### Dataset items
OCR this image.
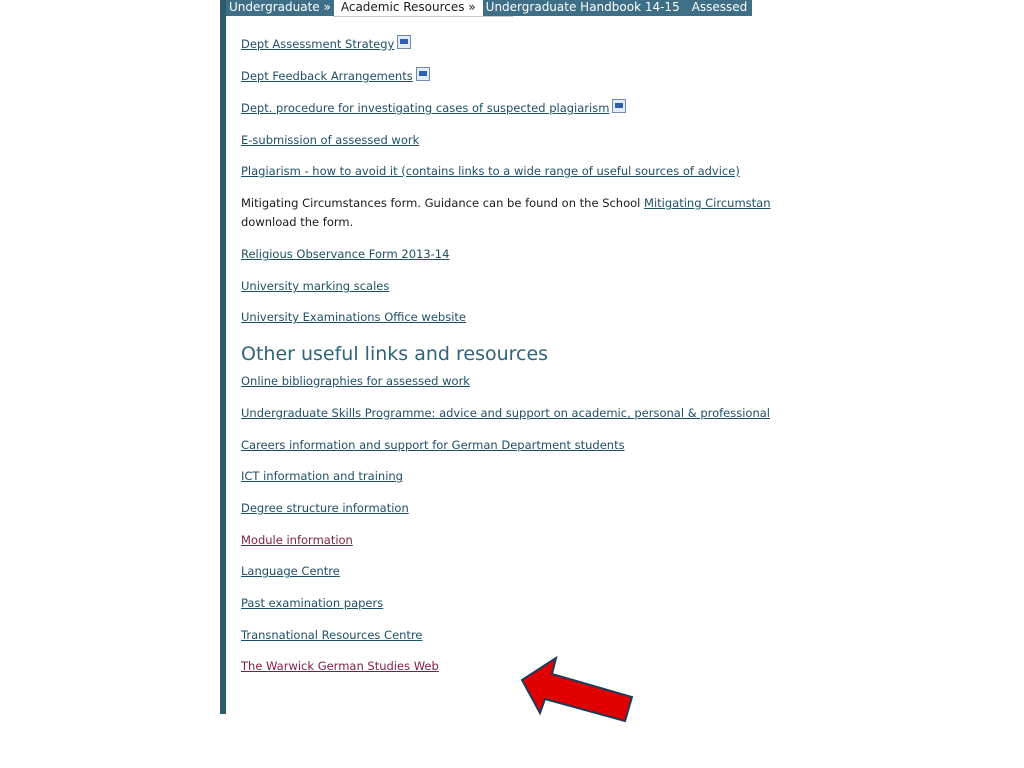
Undergraduate » Academic Resources » Undergraduate Handbook 14-15 Assessed Essays
Dept Assessment Strategy
Dept Feedback Arrangements
Dept. procedure for investigating cases of suspected plagiarism
E-submission of assessed work
Plagiarism - how to avoid it (contains links to a wide range of useful sources of advice)
Mitigating Circumstances form. Guidance can be found on the School Mitigating Circumstan
download the form.
Religious Observance Form 2013-14
University marking scales
University Examinations Office website
Other useful links and resources
Online bibliographies for assessed work
Undergraduate Skills Programme: advice and support on academic, personal & professional
Careers information and support for German Department students
ICT information and training
Degree structure information
Module information
Language Centre
Past examination papers
Transnational Resources Centre
The Warwick German Studies Web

### Written instruction
Images in the data above are to be skipped. Retype all other material exactly.

### Task solution
OCR this image.
Undergraduate » Academic Resources » Undergraduate Handbook 14-15 Assessed Essays
Dept Assessment Strategy
Dept Feedback Arrangements
Dept. procedure for investigating cases of suspected plagiarism
E-submission of assessed work
Plagiarism - how to avoid it (contains links to a wide range of useful sources of advice)
Mitigating Circumstances form. Guidance can be found on the School Mitigating Circumstan
download the form.
Religious Observance Form 2013-14
University marking scales
University Examinations Office website
Other useful links and resources
Online bibliographies for assessed work
Undergraduate Skills Programme: advice and support on academic, personal & professional
Careers information and support for German Department students
ICT information and training
Degree structure information
Module information
Language Centre
Past examination papers
Transnational Resources Centre
The Warwick German Studies Web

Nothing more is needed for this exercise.